■ Work to complete
Please turn the lines of every row below into a numbered list, leaving out blank lines. Omit the pictures from your answer.

■ Working data
===

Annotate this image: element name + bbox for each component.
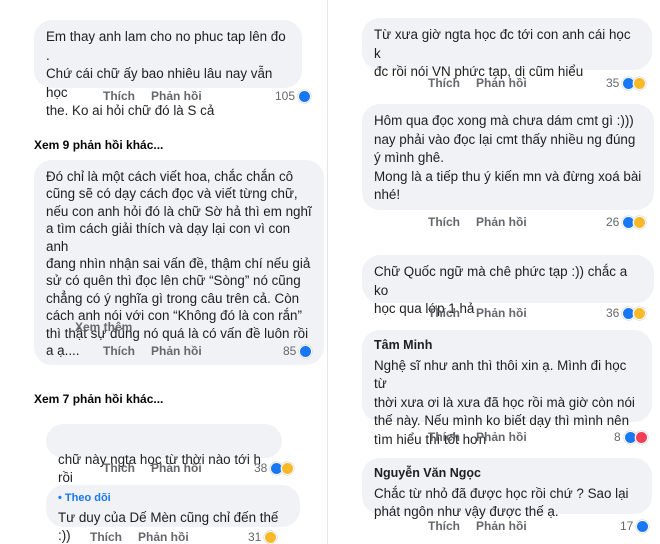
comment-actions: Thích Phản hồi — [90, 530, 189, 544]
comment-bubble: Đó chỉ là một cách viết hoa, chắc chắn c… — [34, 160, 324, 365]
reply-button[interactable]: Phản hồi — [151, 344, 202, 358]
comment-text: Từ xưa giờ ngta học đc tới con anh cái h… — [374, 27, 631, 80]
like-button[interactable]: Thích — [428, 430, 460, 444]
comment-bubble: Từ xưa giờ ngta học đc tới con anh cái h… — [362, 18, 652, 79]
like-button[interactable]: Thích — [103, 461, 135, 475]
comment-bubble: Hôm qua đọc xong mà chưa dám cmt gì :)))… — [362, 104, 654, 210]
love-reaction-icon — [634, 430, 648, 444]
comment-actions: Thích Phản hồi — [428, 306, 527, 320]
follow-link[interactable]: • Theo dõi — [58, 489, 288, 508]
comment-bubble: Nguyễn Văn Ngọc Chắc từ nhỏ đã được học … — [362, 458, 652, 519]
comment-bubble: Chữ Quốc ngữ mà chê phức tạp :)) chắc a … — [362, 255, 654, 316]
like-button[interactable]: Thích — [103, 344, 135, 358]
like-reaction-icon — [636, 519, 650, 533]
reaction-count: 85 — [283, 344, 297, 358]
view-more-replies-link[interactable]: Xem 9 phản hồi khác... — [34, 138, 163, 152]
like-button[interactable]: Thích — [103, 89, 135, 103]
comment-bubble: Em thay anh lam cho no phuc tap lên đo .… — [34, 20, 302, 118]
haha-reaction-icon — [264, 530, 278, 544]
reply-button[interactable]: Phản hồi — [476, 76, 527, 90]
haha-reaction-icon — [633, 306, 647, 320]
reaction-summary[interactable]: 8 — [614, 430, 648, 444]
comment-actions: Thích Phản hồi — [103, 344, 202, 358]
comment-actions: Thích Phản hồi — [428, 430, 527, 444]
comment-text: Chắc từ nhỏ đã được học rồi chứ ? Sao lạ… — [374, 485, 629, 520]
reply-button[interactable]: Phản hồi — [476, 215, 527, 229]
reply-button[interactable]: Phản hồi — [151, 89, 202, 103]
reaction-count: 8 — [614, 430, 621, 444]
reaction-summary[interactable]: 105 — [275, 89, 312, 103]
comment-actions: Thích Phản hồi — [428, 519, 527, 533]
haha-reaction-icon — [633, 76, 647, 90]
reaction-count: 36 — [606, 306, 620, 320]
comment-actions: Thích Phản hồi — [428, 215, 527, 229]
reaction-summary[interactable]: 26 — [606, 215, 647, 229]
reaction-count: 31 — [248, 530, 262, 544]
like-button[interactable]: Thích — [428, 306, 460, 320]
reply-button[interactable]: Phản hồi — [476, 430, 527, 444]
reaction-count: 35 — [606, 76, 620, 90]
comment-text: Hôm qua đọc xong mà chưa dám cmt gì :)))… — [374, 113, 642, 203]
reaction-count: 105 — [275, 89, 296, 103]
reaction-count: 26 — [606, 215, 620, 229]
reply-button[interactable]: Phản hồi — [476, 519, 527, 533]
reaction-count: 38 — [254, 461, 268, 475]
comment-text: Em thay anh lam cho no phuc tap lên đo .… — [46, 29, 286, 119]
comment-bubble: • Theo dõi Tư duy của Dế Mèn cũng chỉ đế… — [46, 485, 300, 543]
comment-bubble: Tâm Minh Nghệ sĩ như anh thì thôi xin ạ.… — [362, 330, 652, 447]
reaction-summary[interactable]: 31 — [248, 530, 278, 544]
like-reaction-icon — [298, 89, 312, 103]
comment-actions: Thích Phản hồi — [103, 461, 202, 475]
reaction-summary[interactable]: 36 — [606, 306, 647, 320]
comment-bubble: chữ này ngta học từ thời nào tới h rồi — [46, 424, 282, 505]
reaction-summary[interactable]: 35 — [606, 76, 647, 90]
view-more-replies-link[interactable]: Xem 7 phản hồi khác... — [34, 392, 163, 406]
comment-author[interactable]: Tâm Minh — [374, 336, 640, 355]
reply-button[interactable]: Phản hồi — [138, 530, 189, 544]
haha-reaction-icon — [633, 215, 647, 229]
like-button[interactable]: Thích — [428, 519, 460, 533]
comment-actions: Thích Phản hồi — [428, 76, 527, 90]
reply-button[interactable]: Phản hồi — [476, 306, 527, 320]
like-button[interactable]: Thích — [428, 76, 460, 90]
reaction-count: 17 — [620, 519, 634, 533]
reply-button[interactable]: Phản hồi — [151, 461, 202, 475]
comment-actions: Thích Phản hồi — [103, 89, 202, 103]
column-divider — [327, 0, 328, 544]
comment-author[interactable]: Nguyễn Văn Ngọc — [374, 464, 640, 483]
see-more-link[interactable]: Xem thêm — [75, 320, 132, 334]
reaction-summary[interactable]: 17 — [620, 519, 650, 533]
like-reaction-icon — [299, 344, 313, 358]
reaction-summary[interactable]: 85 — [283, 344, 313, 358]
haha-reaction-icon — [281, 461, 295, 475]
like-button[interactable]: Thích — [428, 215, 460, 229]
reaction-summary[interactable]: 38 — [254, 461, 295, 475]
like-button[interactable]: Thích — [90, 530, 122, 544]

===

■ Answer to this task
1. Annotate this image: element name + bbox for each component.
2. comment-actions: Thích Phản hồi — [90, 530, 189, 544]
3. comment-bubble: Đó chỉ là một cách viết hoa, chắc chắn c… — [34, 160, 324, 365]
4. reply-button[interactable]: Phản hồi — [151, 344, 202, 358]
5. comment-text: Từ xưa giờ ngta học đc tới con anh cái h… — [374, 27, 631, 80]
6. like-button[interactable]: Thích — [428, 430, 460, 444]
7. comment-bubble: Từ xưa giờ ngta học đc tới con anh cái h… — [362, 18, 652, 79]
8. like-button[interactable]: Thích — [103, 461, 135, 475]
9. comment-bubble: Hôm qua đọc xong mà chưa dám cmt gì :)))… — [362, 104, 654, 210]
10. love-reaction-icon — [634, 430, 648, 444]
11. comment-actions: Thích Phản hồi — [428, 306, 527, 320]
12. follow-link[interactable]: • Theo dõi — [58, 489, 288, 508]
13. comment-bubble: Nguyễn Văn Ngọc Chắc từ nhỏ đã được học … — [362, 458, 652, 519]
14. comment-bubble: Chữ Quốc ngữ mà chê phức tạp :)) chắc a … — [362, 255, 654, 316]
15. like-button[interactable]: Thích — [103, 344, 135, 358]
16. like-reaction-icon — [636, 519, 650, 533]
17. reaction-count: 85 — [283, 344, 297, 358]
18. view-more-replies-link[interactable]: Xem 9 phản hồi khác... — [34, 138, 163, 152]
19. like-button[interactable]: Thích — [103, 89, 135, 103]
20. comment-bubble: Em thay anh lam cho no phuc tap lên đo .… — [34, 20, 302, 118]
21. haha-reaction-icon — [264, 530, 278, 544]
22. reply-button[interactable]: Phản hồi — [476, 76, 527, 90]
23. haha-reaction-icon — [633, 306, 647, 320]
24. reaction-summary[interactable]: 8 — [614, 430, 648, 444]
25. comment-actions: Thích Phản hồi — [103, 344, 202, 358]
26. comment-actions: Thích Phản hồi — [428, 430, 527, 444]
27. comment-text: Chắc từ nhỏ đã được học rồi chứ ? Sao lạ… — [374, 485, 629, 520]
28. reply-button[interactable]: Phản hồi — [476, 215, 527, 229]
29. reply-button[interactable]: Phản hồi — [151, 89, 202, 103]
30. reaction-count: 8 — [614, 430, 621, 444]
31. reaction-summary[interactable]: 105 — [275, 89, 312, 103]
32. comment-actions: Thích Phản hồi — [428, 519, 527, 533]
33. haha-reaction-icon — [633, 76, 647, 90]
34. reaction-count: 36 — [606, 306, 620, 320]
35. comment-actions: Thích Phản hồi — [428, 215, 527, 229]
36. reaction-summary[interactable]: 26 — [606, 215, 647, 229]
37. reaction-count: 31 — [248, 530, 262, 544]
38. like-button[interactable]: Thích — [428, 306, 460, 320]
39. reply-button[interactable]: Phản hồi — [476, 430, 527, 444]
40. reaction-count: 35 — [606, 76, 620, 90]
41. comment-text: Hôm qua đọc xong mà chưa dám cmt gì :)))… — [374, 113, 642, 203]
42. reaction-count: 105 — [275, 89, 296, 103]
43. reaction-count: 26 — [606, 215, 620, 229]
44. reply-button[interactable]: Phản hồi — [476, 519, 527, 533]
45. reaction-count: 38 — [254, 461, 268, 475]
46. comment-text: Em thay anh lam cho no phuc tap lên đo .… — [46, 29, 286, 119]
47. comment-bubble: • Theo dõi Tư duy của Dế Mèn cũng chỉ đế… — [46, 485, 300, 543]
48. comment-bubble: Tâm Minh Nghệ sĩ như anh thì thôi xin ạ.… — [362, 330, 652, 447]
49. reaction-summary[interactable]: 31 — [248, 530, 278, 544]
50. like-reaction-icon — [298, 89, 312, 103]
51. comment-actions: Thích Phản hồi — [103, 461, 202, 475]
52. reaction-summary[interactable]: 36 — [606, 306, 647, 320]
53. comment-bubble: chữ này ngta học từ thời nào tới h rồi — [46, 424, 282, 505]
54. reaction-summary[interactable]: 35 — [606, 76, 647, 90]
55. view-more-replies-link[interactable]: Xem 7 phản hồi khác... — [34, 392, 163, 406]
56. comment-author[interactable]: Tâm Minh — [374, 336, 640, 355]
57. reply-button[interactable]: Phản hồi — [138, 530, 189, 544]
58. haha-reaction-icon — [633, 215, 647, 229]
59. like-button[interactable]: Thích — [428, 519, 460, 533]
60. comment-actions: Thích Phản hồi — [428, 76, 527, 90]
61. reply-button[interactable]: Phản hồi — [476, 306, 527, 320]
62. like-button[interactable]: Thích — [428, 76, 460, 90]
63. reaction-count: 17 — [620, 519, 634, 533]
64. reply-button[interactable]: Phản hồi — [151, 461, 202, 475]
65. comment-actions: Thích Phản hồi — [103, 89, 202, 103]
66. column-divider — [327, 0, 328, 544]
67. comment-author[interactable]: Nguyễn Văn Ngọc — [374, 464, 640, 483]
68. see-more-link[interactable]: Xem thêm — [75, 320, 132, 334]
69. reaction-summary[interactable]: 17 — [620, 519, 650, 533]
70. like-reaction-icon — [299, 344, 313, 358]
71. reaction-summary[interactable]: 85 — [283, 344, 313, 358]
72. haha-reaction-icon — [281, 461, 295, 475]
73. like-button[interactable]: Thích — [428, 215, 460, 229]
74. reaction-summary[interactable]: 38 — [254, 461, 295, 475]
75. like-button[interactable]: Thích — [90, 530, 122, 544]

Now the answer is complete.